**SOURCE DATA**

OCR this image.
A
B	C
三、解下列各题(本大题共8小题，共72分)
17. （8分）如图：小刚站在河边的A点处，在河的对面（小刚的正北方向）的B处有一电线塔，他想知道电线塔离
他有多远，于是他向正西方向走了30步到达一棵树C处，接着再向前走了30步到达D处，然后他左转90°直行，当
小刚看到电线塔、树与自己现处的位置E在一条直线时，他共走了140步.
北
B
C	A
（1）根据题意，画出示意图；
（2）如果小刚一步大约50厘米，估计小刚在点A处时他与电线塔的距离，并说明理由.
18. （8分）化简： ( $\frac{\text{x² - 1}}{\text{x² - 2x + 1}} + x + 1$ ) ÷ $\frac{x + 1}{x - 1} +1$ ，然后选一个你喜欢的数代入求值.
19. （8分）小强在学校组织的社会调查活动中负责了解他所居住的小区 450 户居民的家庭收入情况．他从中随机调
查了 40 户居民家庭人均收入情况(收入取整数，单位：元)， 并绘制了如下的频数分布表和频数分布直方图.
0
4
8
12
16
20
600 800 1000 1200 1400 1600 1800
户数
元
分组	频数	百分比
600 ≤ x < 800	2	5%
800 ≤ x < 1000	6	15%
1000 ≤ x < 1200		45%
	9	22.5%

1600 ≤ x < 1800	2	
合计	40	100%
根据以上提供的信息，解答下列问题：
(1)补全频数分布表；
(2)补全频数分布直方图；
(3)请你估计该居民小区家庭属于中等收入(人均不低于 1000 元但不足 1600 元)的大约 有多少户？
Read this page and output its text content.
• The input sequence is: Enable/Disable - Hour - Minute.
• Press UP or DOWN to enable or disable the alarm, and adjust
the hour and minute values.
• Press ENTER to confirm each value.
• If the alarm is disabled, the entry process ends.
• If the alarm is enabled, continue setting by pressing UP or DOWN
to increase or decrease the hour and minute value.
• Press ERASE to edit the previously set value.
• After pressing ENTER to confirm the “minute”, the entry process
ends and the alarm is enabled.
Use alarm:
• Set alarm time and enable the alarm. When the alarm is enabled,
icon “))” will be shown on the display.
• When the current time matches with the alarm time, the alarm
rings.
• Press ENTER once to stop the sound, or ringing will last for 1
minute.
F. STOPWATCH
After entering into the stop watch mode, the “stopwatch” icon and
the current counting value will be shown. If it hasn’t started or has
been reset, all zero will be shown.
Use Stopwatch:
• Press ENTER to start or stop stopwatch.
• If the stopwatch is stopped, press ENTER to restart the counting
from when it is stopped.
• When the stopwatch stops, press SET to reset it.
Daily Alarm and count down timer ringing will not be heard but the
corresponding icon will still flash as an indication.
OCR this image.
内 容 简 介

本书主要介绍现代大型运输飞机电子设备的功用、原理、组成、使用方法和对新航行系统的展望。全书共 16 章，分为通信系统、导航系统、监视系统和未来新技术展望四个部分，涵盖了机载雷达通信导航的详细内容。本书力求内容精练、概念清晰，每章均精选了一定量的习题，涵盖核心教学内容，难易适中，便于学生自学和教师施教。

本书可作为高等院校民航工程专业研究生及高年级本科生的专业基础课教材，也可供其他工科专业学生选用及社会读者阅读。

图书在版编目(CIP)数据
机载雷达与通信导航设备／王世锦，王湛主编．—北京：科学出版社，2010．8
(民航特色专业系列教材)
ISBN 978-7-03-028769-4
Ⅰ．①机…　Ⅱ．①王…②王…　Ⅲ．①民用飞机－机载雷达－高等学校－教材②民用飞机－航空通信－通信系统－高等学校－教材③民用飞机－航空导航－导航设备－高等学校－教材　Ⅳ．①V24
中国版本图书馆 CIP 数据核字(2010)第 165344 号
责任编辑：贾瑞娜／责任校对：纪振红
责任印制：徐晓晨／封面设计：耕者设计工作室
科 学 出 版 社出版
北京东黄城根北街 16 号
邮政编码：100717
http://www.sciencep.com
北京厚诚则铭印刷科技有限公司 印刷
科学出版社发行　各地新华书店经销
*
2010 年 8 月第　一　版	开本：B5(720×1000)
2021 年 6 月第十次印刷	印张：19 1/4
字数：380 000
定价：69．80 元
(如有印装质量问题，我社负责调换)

**GOAL**
Return the listing above word for word.

**ANSWER TO THIS TASK**
OCR this image.
A
B	C
三、解下列各题(本大题共8小题，共72分)
17. （8分）如图：小刚站在河边的A点处，在河的对面（小刚的正北方向）的B处有一电线塔，他想知道电线塔离
他有多远，于是他向正西方向走了30步到达一棵树C处，接着再向前走了30步到达D处，然后他左转90°直行，当
小刚看到电线塔、树与自己现处的位置E在一条直线时，他共走了140步.
北
B
C	A
（1）根据题意，画出示意图；
（2）如果小刚一步大约50厘米，估计小刚在点A处时他与电线塔的距离，并说明理由.
18. （8分）化简： ( $\frac{\text{x² - 1}}{\text{x² - 2x + 1}} + x + 1$ ) ÷ $\frac{x + 1}{x - 1} +1$ ，然后选一个你喜欢的数代入求值.
19. （8分）小强在学校组织的社会调查活动中负责了解他所居住的小区 450 户居民的家庭收入情况．他从中随机调
查了 40 户居民家庭人均收入情况(收入取整数，单位：元)， 并绘制了如下的频数分布表和频数分布直方图.
0
4
8
12
16
20
600 800 1000 1200 1400 1600 1800
户数
元
分组	频数	百分比
600 ≤ x < 800	2	5%
800 ≤ x < 1000	6	15%
1000 ≤ x < 1200		45%
	9	22.5%

1600 ≤ x < 1800	2	
合计	40	100%
根据以上提供的信息，解答下列问题：
(1)补全频数分布表；
(2)补全频数分布直方图；
(3)请你估计该居民小区家庭属于中等收入(人均不低于 1000 元但不足 1600 元)的大约 有多少户？
Read this page and output its text content.
• The input sequence is: Enable/Disable - Hour - Minute.
• Press UP or DOWN to enable or disable the alarm, and adjust
the hour and minute values.
• Press ENTER to confirm each value.
• If the alarm is disabled, the entry process ends.
• If the alarm is enabled, continue setting by pressing UP or DOWN
to increase or decrease the hour and minute value.
• Press ERASE to edit the previously set value.
• After pressing ENTER to confirm the “minute”, the entry process
ends and the alarm is enabled.
Use alarm:
• Set alarm time and enable the alarm. When the alarm is enabled,
icon “))” will be shown on the display.
• When the current time matches with the alarm time, the alarm
rings.
• Press ENTER once to stop the sound, or ringing will last for 1
minute.
F. STOPWATCH
After entering into the stop watch mode, the “stopwatch” icon and
the current counting value will be shown. If it hasn’t started or has
been reset, all zero will be shown.
Use Stopwatch:
• Press ENTER to start or stop stopwatch.
• If the stopwatch is stopped, press ENTER to restart the counting
from when it is stopped.
• When the stopwatch stops, press SET to reset it.
Daily Alarm and count down timer ringing will not be heard but the
corresponding icon will still flash as an indication.
OCR this image.
内 容 简 介

本书主要介绍现代大型运输飞机电子设备的功用、原理、组成、使用方法和对新航行系统的展望。全书共 16 章，分为通信系统、导航系统、监视系统和未来新技术展望四个部分，涵盖了机载雷达通信导航的详细内容。本书力求内容精练、概念清晰，每章均精选了一定量的习题，涵盖核心教学内容，难易适中，便于学生自学和教师施教。

本书可作为高等院校民航工程专业研究生及高年级本科生的专业基础课教材，也可供其他工科专业学生选用及社会读者阅读。

图书在版编目(CIP)数据
机载雷达与通信导航设备／王世锦，王湛主编．—北京：科学出版社，2010．8
(民航特色专业系列教材)
ISBN 978-7-03-028769-4
Ⅰ．①机…　Ⅱ．①王…②王…　Ⅲ．①民用飞机－机载雷达－高等学校－教材②民用飞机－航空通信－通信系统－高等学校－教材③民用飞机－航空导航－导航设备－高等学校－教材　Ⅳ．①V24
中国版本图书馆 CIP 数据核字(2010)第 165344 号
责任编辑：贾瑞娜／责任校对：纪振红
责任印制：徐晓晨／封面设计：耕者设计工作室
科 学 出 版 社出版
北京东黄城根北街 16 号
邮政编码：100717
http://www.sciencep.com
北京厚诚则铭印刷科技有限公司 印刷
科学出版社发行　各地新华书店经销
*
2010 年 8 月第　一　版	开本：B5(720×1000)
2021 年 6 月第十次印刷	印张：19 1/4
字数：380 000
定价：69．80 元
(如有印装质量问题，我社负责调换)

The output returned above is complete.